-- START OF Source material --

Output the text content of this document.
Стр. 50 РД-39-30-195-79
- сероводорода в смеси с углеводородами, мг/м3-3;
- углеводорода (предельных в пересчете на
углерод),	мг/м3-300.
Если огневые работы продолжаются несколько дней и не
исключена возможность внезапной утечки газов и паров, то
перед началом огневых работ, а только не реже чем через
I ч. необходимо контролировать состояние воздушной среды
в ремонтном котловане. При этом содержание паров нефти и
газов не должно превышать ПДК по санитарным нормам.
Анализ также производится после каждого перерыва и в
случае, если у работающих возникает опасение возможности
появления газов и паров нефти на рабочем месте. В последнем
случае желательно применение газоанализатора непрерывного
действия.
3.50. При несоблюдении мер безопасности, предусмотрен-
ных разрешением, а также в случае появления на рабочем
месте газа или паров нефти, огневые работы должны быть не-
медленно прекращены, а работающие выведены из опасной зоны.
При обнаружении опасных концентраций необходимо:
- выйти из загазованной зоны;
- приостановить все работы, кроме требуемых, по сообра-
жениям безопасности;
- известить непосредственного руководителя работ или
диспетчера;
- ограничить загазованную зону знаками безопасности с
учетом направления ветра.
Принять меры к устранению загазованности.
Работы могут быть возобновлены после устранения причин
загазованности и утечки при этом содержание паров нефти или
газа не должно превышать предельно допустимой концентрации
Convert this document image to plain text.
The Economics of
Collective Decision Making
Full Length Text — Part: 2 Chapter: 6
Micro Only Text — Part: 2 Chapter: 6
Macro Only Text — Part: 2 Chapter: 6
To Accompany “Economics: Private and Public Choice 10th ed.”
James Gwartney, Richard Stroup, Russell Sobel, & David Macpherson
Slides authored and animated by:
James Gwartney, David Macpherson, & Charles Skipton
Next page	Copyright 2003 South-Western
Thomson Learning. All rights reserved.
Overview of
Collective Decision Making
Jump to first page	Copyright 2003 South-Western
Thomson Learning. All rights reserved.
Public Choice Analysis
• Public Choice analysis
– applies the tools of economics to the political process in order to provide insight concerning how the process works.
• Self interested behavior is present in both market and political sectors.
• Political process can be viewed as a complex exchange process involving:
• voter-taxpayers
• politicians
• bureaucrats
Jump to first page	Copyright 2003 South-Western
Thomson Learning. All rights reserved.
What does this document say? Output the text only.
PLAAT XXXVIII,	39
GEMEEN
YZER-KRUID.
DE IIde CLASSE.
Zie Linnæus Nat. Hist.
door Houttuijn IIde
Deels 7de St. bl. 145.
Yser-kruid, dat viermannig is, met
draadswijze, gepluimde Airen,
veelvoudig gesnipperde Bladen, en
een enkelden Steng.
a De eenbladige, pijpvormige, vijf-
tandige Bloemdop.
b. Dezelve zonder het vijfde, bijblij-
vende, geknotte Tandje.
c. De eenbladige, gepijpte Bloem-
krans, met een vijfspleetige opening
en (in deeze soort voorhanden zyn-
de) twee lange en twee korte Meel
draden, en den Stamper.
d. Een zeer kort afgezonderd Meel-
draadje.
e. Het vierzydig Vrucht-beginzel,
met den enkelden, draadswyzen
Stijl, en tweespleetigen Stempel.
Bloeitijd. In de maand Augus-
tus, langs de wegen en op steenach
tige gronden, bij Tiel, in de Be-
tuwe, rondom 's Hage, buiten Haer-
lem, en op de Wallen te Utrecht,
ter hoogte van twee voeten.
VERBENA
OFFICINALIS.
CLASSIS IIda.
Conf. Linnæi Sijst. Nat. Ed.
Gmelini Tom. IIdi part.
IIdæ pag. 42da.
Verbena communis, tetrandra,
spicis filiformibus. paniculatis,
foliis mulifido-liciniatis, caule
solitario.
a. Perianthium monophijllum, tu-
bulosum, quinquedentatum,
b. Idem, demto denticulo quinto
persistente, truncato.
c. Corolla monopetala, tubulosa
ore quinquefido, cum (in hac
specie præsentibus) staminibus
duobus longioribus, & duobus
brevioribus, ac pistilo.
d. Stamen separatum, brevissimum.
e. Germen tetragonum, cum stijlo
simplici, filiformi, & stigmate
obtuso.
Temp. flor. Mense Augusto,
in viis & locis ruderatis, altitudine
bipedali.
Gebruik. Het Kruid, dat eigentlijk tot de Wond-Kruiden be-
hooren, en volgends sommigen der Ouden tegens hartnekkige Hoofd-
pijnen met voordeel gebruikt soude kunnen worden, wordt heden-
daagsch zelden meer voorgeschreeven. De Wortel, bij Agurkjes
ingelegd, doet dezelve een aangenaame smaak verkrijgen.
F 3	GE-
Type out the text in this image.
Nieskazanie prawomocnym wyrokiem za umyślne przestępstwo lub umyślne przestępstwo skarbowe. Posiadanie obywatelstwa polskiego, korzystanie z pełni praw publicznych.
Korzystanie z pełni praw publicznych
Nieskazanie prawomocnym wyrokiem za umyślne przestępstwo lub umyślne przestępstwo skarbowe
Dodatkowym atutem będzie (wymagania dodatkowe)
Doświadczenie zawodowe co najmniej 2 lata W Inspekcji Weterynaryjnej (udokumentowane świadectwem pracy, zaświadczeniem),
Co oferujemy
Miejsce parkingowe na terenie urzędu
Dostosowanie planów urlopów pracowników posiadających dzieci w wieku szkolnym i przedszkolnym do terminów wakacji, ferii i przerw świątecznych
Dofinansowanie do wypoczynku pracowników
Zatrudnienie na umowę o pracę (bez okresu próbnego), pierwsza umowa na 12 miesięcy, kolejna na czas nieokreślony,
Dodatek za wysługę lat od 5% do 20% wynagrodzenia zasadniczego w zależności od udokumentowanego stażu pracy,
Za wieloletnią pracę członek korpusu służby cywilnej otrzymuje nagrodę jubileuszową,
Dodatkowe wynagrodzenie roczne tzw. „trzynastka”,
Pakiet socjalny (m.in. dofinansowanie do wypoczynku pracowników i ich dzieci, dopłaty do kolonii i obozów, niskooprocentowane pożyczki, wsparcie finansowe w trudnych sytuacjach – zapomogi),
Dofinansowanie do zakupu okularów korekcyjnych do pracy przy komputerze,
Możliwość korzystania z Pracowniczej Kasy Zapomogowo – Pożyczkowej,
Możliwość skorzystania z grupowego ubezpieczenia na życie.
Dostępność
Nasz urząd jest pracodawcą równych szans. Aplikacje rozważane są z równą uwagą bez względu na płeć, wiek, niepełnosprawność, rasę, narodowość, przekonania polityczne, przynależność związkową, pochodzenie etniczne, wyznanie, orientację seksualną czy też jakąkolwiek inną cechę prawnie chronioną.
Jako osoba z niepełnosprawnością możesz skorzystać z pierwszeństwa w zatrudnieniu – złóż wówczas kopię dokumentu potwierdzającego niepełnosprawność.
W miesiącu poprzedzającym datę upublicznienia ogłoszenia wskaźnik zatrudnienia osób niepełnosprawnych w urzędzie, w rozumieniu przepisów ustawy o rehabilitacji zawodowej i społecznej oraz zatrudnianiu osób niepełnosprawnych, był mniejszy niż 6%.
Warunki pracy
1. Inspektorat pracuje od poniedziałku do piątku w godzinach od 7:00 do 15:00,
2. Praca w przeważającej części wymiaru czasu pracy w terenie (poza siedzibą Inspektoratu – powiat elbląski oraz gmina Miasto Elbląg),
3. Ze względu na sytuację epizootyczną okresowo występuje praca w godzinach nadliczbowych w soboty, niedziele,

-- END OF Source material --

> _Directive_:
Reproduce all of the material above word for word.

> _Response_:
Output the text content of this document.
Стр. 50 РД-39-30-195-79
- сероводорода в смеси с углеводородами, мг/м3-3;
- углеводорода (предельных в пересчете на
углерод),	мг/м3-300.
Если огневые работы продолжаются несколько дней и не
исключена возможность внезапной утечки газов и паров, то
перед началом огневых работ, а только не реже чем через
I ч. необходимо контролировать состояние воздушной среды
в ремонтном котловане. При этом содержание паров нефти и
газов не должно превышать ПДК по санитарным нормам.
Анализ также производится после каждого перерыва и в
случае, если у работающих возникает опасение возможности
появления газов и паров нефти на рабочем месте. В последнем
случае желательно применение газоанализатора непрерывного
действия.
3.50. При несоблюдении мер безопасности, предусмотрен-
ных разрешением, а также в случае появления на рабочем
месте газа или паров нефти, огневые работы должны быть не-
медленно прекращены, а работающие выведены из опасной зоны.
При обнаружении опасных концентраций необходимо:
- выйти из загазованной зоны;
- приостановить все работы, кроме требуемых, по сообра-
жениям безопасности;
- известить непосредственного руководителя работ или
диспетчера;
- ограничить загазованную зону знаками безопасности с
учетом направления ветра.
Принять меры к устранению загазованности.
Работы могут быть возобновлены после устранения причин
загазованности и утечки при этом содержание паров нефти или
газа не должно превышать предельно допустимой концентрации
Convert this document image to plain text.
The Economics of
Collective Decision Making
Full Length Text — Part: 2 Chapter: 6
Micro Only Text — Part: 2 Chapter: 6
Macro Only Text — Part: 2 Chapter: 6
To Accompany “Economics: Private and Public Choice 10th ed.”
James Gwartney, Richard Stroup, Russell Sobel, & David Macpherson
Slides authored and animated by:
James Gwartney, David Macpherson, & Charles Skipton
Next page	Copyright 2003 South-Western
Thomson Learning. All rights reserved.
Overview of
Collective Decision Making
Jump to first page	Copyright 2003 South-Western
Thomson Learning. All rights reserved.
Public Choice Analysis
• Public Choice analysis
– applies the tools of economics to the political process in order to provide insight concerning how the process works.
• Self interested behavior is present in both market and political sectors.
• Political process can be viewed as a complex exchange process involving:
• voter-taxpayers
• politicians
• bureaucrats
Jump to first page	Copyright 2003 South-Western
Thomson Learning. All rights reserved.
What does this document say? Output the text only.
PLAAT XXXVIII,	39
GEMEEN
YZER-KRUID.
DE IIde CLASSE.
Zie Linnæus Nat. Hist.
door Houttuijn IIde
Deels 7de St. bl. 145.
Yser-kruid, dat viermannig is, met
draadswijze, gepluimde Airen,
veelvoudig gesnipperde Bladen, en
een enkelden Steng.
a De eenbladige, pijpvormige, vijf-
tandige Bloemdop.
b. Dezelve zonder het vijfde, bijblij-
vende, geknotte Tandje.
c. De eenbladige, gepijpte Bloem-
krans, met een vijfspleetige opening
en (in deeze soort voorhanden zyn-
de) twee lange en twee korte Meel
draden, en den Stamper.
d. Een zeer kort afgezonderd Meel-
draadje.
e. Het vierzydig Vrucht-beginzel,
met den enkelden, draadswyzen
Stijl, en tweespleetigen Stempel.
Bloeitijd. In de maand Augus-
tus, langs de wegen en op steenach
tige gronden, bij Tiel, in de Be-
tuwe, rondom 's Hage, buiten Haer-
lem, en op de Wallen te Utrecht,
ter hoogte van twee voeten.
VERBENA
OFFICINALIS.
CLASSIS IIda.
Conf. Linnæi Sijst. Nat. Ed.
Gmelini Tom. IIdi part.
IIdæ pag. 42da.
Verbena communis, tetrandra,
spicis filiformibus. paniculatis,
foliis mulifido-liciniatis, caule
solitario.
a. Perianthium monophijllum, tu-
bulosum, quinquedentatum,
b. Idem, demto denticulo quinto
persistente, truncato.
c. Corolla monopetala, tubulosa
ore quinquefido, cum (in hac
specie præsentibus) staminibus
duobus longioribus, & duobus
brevioribus, ac pistilo.
d. Stamen separatum, brevissimum.
e. Germen tetragonum, cum stijlo
simplici, filiformi, & stigmate
obtuso.
Temp. flor. Mense Augusto,
in viis & locis ruderatis, altitudine
bipedali.
Gebruik. Het Kruid, dat eigentlijk tot de Wond-Kruiden be-
hooren, en volgends sommigen der Ouden tegens hartnekkige Hoofd-
pijnen met voordeel gebruikt soude kunnen worden, wordt heden-
daagsch zelden meer voorgeschreeven. De Wortel, bij Agurkjes
ingelegd, doet dezelve een aangenaame smaak verkrijgen.
F 3	GE-
Type out the text in this image.
Nieskazanie prawomocnym wyrokiem za umyślne przestępstwo lub umyślne przestępstwo skarbowe. Posiadanie obywatelstwa polskiego, korzystanie z pełni praw publicznych.
Korzystanie z pełni praw publicznych
Nieskazanie prawomocnym wyrokiem za umyślne przestępstwo lub umyślne przestępstwo skarbowe
Dodatkowym atutem będzie (wymagania dodatkowe)
Doświadczenie zawodowe co najmniej 2 lata W Inspekcji Weterynaryjnej (udokumentowane świadectwem pracy, zaświadczeniem),
Co oferujemy
Miejsce parkingowe na terenie urzędu
Dostosowanie planów urlopów pracowników posiadających dzieci w wieku szkolnym i przedszkolnym do terminów wakacji, ferii i przerw świątecznych
Dofinansowanie do wypoczynku pracowników
Zatrudnienie na umowę o pracę (bez okresu próbnego), pierwsza umowa na 12 miesięcy, kolejna na czas nieokreślony,
Dodatek za wysługę lat od 5% do 20% wynagrodzenia zasadniczego w zależności od udokumentowanego stażu pracy,
Za wieloletnią pracę członek korpusu służby cywilnej otrzymuje nagrodę jubileuszową,
Dodatkowe wynagrodzenie roczne tzw. „trzynastka”,
Pakiet socjalny (m.in. dofinansowanie do wypoczynku pracowników i ich dzieci, dopłaty do kolonii i obozów, niskooprocentowane pożyczki, wsparcie finansowe w trudnych sytuacjach – zapomogi),
Dofinansowanie do zakupu okularów korekcyjnych do pracy przy komputerze,
Możliwość korzystania z Pracowniczej Kasy Zapomogowo – Pożyczkowej,
Możliwość skorzystania z grupowego ubezpieczenia na życie.
Dostępność
Nasz urząd jest pracodawcą równych szans. Aplikacje rozważane są z równą uwagą bez względu na płeć, wiek, niepełnosprawność, rasę, narodowość, przekonania polityczne, przynależność związkową, pochodzenie etniczne, wyznanie, orientację seksualną czy też jakąkolwiek inną cechę prawnie chronioną.
Jako osoba z niepełnosprawnością możesz skorzystać z pierwszeństwa w zatrudnieniu – złóż wówczas kopię dokumentu potwierdzającego niepełnosprawność.
W miesiącu poprzedzającym datę upublicznienia ogłoszenia wskaźnik zatrudnienia osób niepełnosprawnych w urzędzie, w rozumieniu przepisów ustawy o rehabilitacji zawodowej i społecznej oraz zatrudnianiu osób niepełnosprawnych, był mniejszy niż 6%.
Warunki pracy
1. Inspektorat pracuje od poniedziałku do piątku w godzinach od 7:00 do 15:00,
2. Praca w przeważającej części wymiaru czasu pracy w terenie (poza siedzibą Inspektoratu – powiat elbląski oraz gmina Miasto Elbląg),
3. Ze względu na sytuację epizootyczną okresowo występuje praca w godzinach nadliczbowych w soboty, niedziele,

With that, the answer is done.